Given request >> Copy every line of the data in which the word "legend" occurs.

Structured figure records:
——
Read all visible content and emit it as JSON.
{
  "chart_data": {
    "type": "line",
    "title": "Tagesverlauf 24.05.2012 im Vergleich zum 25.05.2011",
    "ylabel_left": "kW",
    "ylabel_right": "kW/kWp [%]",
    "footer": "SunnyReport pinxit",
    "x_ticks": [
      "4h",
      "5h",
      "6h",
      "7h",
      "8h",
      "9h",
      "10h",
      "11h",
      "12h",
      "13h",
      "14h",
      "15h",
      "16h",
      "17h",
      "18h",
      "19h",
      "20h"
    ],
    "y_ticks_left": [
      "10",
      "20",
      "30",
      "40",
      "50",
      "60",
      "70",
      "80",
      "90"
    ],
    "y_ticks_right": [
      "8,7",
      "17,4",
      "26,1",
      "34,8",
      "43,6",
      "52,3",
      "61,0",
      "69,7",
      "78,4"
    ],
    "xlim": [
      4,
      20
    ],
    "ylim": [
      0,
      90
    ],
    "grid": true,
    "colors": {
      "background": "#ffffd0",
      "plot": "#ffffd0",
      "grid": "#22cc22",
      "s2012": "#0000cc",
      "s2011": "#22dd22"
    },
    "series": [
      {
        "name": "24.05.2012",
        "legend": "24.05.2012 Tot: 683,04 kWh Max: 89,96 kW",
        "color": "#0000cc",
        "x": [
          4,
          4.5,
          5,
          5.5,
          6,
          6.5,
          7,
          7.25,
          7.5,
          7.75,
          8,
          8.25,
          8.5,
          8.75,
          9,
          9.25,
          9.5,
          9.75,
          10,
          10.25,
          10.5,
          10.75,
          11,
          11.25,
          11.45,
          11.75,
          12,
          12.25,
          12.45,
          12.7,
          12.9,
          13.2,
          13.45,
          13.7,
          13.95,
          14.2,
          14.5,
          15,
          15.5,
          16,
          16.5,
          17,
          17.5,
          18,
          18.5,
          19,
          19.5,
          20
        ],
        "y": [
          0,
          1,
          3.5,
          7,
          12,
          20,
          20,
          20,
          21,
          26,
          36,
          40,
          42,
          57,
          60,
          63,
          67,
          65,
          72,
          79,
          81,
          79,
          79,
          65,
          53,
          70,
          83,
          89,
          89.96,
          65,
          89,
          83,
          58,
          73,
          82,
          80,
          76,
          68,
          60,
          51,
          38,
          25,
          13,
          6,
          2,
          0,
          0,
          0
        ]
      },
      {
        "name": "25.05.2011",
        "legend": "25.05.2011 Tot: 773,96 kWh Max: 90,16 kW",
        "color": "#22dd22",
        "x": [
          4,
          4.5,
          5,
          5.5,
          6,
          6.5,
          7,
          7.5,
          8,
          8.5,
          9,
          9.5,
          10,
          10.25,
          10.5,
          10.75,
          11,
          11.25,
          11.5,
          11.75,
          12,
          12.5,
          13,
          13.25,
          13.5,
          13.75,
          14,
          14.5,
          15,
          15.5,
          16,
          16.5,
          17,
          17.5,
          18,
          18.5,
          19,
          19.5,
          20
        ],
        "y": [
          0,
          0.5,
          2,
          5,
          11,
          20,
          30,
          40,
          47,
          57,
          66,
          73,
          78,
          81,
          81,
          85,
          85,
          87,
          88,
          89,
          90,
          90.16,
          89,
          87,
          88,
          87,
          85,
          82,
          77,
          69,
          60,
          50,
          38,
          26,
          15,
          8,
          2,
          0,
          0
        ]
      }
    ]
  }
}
——
Task solution >>
        "legend": "24.05.2012 Tot: 683,04 kWh Max: 89,96 kW",
        "legend": "25.05.2011 Tot: 773,96 kWh Max: 90,16 kW",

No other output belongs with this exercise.